*EXTRACTED ENTRIES*
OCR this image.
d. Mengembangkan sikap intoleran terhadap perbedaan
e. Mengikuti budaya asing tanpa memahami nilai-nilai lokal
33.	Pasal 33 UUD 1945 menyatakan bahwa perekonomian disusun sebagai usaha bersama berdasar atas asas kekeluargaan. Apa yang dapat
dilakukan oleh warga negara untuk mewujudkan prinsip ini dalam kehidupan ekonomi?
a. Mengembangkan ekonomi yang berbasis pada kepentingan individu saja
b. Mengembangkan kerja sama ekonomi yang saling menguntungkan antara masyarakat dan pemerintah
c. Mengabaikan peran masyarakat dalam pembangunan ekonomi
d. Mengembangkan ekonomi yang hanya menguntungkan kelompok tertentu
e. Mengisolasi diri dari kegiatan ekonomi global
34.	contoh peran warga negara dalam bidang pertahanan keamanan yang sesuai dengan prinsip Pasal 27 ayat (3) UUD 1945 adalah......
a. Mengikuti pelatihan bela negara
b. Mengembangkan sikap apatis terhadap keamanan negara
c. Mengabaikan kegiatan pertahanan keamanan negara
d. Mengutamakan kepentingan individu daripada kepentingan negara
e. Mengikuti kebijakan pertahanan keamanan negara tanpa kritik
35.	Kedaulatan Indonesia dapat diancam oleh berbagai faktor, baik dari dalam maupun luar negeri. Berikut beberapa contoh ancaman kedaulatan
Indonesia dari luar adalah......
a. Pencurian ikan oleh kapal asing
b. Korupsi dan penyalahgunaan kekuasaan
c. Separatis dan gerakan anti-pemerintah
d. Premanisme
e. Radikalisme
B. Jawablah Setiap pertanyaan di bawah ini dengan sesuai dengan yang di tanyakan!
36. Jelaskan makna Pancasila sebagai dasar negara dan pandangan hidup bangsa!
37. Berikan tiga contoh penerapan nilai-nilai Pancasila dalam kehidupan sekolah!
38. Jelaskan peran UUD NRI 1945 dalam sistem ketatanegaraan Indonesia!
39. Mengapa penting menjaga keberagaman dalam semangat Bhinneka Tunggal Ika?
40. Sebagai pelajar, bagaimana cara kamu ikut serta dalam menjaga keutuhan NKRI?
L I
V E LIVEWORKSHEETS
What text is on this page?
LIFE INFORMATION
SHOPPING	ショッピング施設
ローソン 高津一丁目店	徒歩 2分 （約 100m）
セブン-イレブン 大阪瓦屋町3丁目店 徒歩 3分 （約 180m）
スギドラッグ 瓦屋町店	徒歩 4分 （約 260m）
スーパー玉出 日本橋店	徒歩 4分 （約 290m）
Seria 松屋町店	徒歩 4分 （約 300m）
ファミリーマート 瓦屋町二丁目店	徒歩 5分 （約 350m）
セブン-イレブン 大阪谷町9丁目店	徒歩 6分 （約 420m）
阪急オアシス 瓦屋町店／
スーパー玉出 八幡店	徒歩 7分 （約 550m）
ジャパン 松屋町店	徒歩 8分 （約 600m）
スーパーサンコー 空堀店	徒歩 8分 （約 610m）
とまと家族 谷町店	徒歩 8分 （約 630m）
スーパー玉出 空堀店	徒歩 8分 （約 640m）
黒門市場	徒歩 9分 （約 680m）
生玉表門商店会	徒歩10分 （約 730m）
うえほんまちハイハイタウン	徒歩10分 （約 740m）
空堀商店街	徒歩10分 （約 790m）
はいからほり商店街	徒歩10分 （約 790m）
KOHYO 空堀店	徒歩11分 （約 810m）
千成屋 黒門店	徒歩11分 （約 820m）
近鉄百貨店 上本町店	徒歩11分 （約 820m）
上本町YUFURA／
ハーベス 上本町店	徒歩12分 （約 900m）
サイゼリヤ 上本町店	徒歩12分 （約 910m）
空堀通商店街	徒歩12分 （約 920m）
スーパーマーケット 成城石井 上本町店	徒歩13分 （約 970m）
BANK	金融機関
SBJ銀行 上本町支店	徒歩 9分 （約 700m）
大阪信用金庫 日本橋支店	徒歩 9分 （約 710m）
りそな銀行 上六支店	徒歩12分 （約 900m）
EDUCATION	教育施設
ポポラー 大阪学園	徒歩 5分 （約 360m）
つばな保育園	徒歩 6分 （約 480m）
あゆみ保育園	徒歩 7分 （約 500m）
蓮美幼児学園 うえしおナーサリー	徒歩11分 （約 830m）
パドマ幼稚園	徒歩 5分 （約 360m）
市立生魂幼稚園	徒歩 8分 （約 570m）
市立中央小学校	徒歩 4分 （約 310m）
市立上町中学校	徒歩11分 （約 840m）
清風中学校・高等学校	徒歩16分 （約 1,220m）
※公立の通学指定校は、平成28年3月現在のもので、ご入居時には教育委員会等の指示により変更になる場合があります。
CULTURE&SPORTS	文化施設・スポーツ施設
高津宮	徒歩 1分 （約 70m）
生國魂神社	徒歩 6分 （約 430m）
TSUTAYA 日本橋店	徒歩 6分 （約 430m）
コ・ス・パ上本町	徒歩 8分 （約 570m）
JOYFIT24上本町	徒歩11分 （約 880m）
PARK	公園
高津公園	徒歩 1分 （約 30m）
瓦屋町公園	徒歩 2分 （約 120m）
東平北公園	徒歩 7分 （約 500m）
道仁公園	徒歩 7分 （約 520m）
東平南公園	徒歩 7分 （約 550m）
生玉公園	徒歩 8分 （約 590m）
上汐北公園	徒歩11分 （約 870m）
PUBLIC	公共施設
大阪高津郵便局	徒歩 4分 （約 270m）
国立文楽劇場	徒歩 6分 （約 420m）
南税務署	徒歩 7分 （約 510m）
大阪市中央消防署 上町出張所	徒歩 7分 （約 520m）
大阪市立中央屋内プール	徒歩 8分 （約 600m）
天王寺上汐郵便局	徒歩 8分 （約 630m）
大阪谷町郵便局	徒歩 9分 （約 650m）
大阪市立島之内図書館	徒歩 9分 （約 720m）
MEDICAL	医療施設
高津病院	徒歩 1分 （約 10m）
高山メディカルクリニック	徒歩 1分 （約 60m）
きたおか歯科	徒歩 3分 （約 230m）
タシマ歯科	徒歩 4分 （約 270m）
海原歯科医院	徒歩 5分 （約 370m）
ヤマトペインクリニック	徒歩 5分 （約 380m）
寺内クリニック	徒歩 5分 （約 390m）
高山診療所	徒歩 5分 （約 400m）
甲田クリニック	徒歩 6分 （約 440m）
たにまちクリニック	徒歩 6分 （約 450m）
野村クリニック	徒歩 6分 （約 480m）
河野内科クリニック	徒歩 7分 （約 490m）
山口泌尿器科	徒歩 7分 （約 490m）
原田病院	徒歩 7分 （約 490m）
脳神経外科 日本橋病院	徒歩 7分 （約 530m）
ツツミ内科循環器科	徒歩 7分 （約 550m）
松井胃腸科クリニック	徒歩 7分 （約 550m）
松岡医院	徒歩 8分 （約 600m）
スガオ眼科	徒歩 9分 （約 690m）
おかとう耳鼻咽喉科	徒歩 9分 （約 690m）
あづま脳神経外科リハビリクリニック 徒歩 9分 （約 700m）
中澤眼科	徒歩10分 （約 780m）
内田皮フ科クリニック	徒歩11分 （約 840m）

*PROBLEM STATEMENT*
Restate the whole listing exactly, leaving out nothing.

*TASK RESPONSE*
OCR this image.
d. Mengembangkan sikap intoleran terhadap perbedaan
e. Mengikuti budaya asing tanpa memahami nilai-nilai lokal
33.	Pasal 33 UUD 1945 menyatakan bahwa perekonomian disusun sebagai usaha bersama berdasar atas asas kekeluargaan. Apa yang dapat
dilakukan oleh warga negara untuk mewujudkan prinsip ini dalam kehidupan ekonomi?
a. Mengembangkan ekonomi yang berbasis pada kepentingan individu saja
b. Mengembangkan kerja sama ekonomi yang saling menguntungkan antara masyarakat dan pemerintah
c. Mengabaikan peran masyarakat dalam pembangunan ekonomi
d. Mengembangkan ekonomi yang hanya menguntungkan kelompok tertentu
e. Mengisolasi diri dari kegiatan ekonomi global
34.	contoh peran warga negara dalam bidang pertahanan keamanan yang sesuai dengan prinsip Pasal 27 ayat (3) UUD 1945 adalah......
a. Mengikuti pelatihan bela negara
b. Mengembangkan sikap apatis terhadap keamanan negara
c. Mengabaikan kegiatan pertahanan keamanan negara
d. Mengutamakan kepentingan individu daripada kepentingan negara
e. Mengikuti kebijakan pertahanan keamanan negara tanpa kritik
35.	Kedaulatan Indonesia dapat diancam oleh berbagai faktor, baik dari dalam maupun luar negeri. Berikut beberapa contoh ancaman kedaulatan
Indonesia dari luar adalah......
a. Pencurian ikan oleh kapal asing
b. Korupsi dan penyalahgunaan kekuasaan
c. Separatis dan gerakan anti-pemerintah
d. Premanisme
e. Radikalisme
B. Jawablah Setiap pertanyaan di bawah ini dengan sesuai dengan yang di tanyakan!
36. Jelaskan makna Pancasila sebagai dasar negara dan pandangan hidup bangsa!
37. Berikan tiga contoh penerapan nilai-nilai Pancasila dalam kehidupan sekolah!
38. Jelaskan peran UUD NRI 1945 dalam sistem ketatanegaraan Indonesia!
39. Mengapa penting menjaga keberagaman dalam semangat Bhinneka Tunggal Ika?
40. Sebagai pelajar, bagaimana cara kamu ikut serta dalam menjaga keutuhan NKRI?
L I
V E LIVEWORKSHEETS
What text is on this page?
LIFE INFORMATION
SHOPPING	ショッピング施設
ローソン 高津一丁目店	徒歩 2分 （約 100m）
セブン-イレブン 大阪瓦屋町3丁目店 徒歩 3分 （約 180m）
スギドラッグ 瓦屋町店	徒歩 4分 （約 260m）
スーパー玉出 日本橋店	徒歩 4分 （約 290m）
Seria 松屋町店	徒歩 4分 （約 300m）
ファミリーマート 瓦屋町二丁目店	徒歩 5分 （約 350m）
セブン-イレブン 大阪谷町9丁目店	徒歩 6分 （約 420m）
阪急オアシス 瓦屋町店／
スーパー玉出 八幡店	徒歩 7分 （約 550m）
ジャパン 松屋町店	徒歩 8分 （約 600m）
スーパーサンコー 空堀店	徒歩 8分 （約 610m）
とまと家族 谷町店	徒歩 8分 （約 630m）
スーパー玉出 空堀店	徒歩 8分 （約 640m）
黒門市場	徒歩 9分 （約 680m）
生玉表門商店会	徒歩10分 （約 730m）
うえほんまちハイハイタウン	徒歩10分 （約 740m）
空堀商店街	徒歩10分 （約 790m）
はいからほり商店街	徒歩10分 （約 790m）
KOHYO 空堀店	徒歩11分 （約 810m）
千成屋 黒門店	徒歩11分 （約 820m）
近鉄百貨店 上本町店	徒歩11分 （約 820m）
上本町YUFURA／
ハーベス 上本町店	徒歩12分 （約 900m）
サイゼリヤ 上本町店	徒歩12分 （約 910m）
空堀通商店街	徒歩12分 （約 920m）
スーパーマーケット 成城石井 上本町店	徒歩13分 （約 970m）
BANK	金融機関
SBJ銀行 上本町支店	徒歩 9分 （約 700m）
大阪信用金庫 日本橋支店	徒歩 9分 （約 710m）
りそな銀行 上六支店	徒歩12分 （約 900m）
EDUCATION	教育施設
ポポラー 大阪学園	徒歩 5分 （約 360m）
つばな保育園	徒歩 6分 （約 480m）
あゆみ保育園	徒歩 7分 （約 500m）
蓮美幼児学園 うえしおナーサリー	徒歩11分 （約 830m）
パドマ幼稚園	徒歩 5分 （約 360m）
市立生魂幼稚園	徒歩 8分 （約 570m）
市立中央小学校	徒歩 4分 （約 310m）
市立上町中学校	徒歩11分 （約 840m）
清風中学校・高等学校	徒歩16分 （約 1,220m）
※公立の通学指定校は、平成28年3月現在のもので、ご入居時には教育委員会等の指示により変更になる場合があります。
CULTURE&SPORTS	文化施設・スポーツ施設
高津宮	徒歩 1分 （約 70m）
生國魂神社	徒歩 6分 （約 430m）
TSUTAYA 日本橋店	徒歩 6分 （約 430m）
コ・ス・パ上本町	徒歩 8分 （約 570m）
JOYFIT24上本町	徒歩11分 （約 880m）
PARK	公園
高津公園	徒歩 1分 （約 30m）
瓦屋町公園	徒歩 2分 （約 120m）
東平北公園	徒歩 7分 （約 500m）
道仁公園	徒歩 7分 （約 520m）
東平南公園	徒歩 7分 （約 550m）
生玉公園	徒歩 8分 （約 590m）
上汐北公園	徒歩11分 （約 870m）
PUBLIC	公共施設
大阪高津郵便局	徒歩 4分 （約 270m）
国立文楽劇場	徒歩 6分 （約 420m）
南税務署	徒歩 7分 （約 510m）
大阪市中央消防署 上町出張所	徒歩 7分 （約 520m）
大阪市立中央屋内プール	徒歩 8分 （約 600m）
天王寺上汐郵便局	徒歩 8分 （約 630m）
大阪谷町郵便局	徒歩 9分 （約 650m）
大阪市立島之内図書館	徒歩 9分 （約 720m）
MEDICAL	医療施設
高津病院	徒歩 1分 （約 10m）
高山メディカルクリニック	徒歩 1分 （約 60m）
きたおか歯科	徒歩 3分 （約 230m）
タシマ歯科	徒歩 4分 （約 270m）
海原歯科医院	徒歩 5分 （約 370m）
ヤマトペインクリニック	徒歩 5分 （約 380m）
寺内クリニック	徒歩 5分 （約 390m）
高山診療所	徒歩 5分 （約 400m）
甲田クリニック	徒歩 6分 （約 440m）
たにまちクリニック	徒歩 6分 （約 450m）
野村クリニック	徒歩 6分 （約 480m）
河野内科クリニック	徒歩 7分 （約 490m）
山口泌尿器科	徒歩 7分 （約 490m）
原田病院	徒歩 7分 （約 490m）
脳神経外科 日本橋病院	徒歩 7分 （約 530m）
ツツミ内科循環器科	徒歩 7分 （約 550m）
松井胃腸科クリニック	徒歩 7分 （約 550m）
松岡医院	徒歩 8分 （約 600m）
スガオ眼科	徒歩 9分 （約 690m）
おかとう耳鼻咽喉科	徒歩 9分 （約 690m）
あづま脳神経外科リハビリクリニック 徒歩 9分 （約 700m）
中澤眼科	徒歩10分 （約 780m）
内田皮フ科クリニック	徒歩11分 （約 840m）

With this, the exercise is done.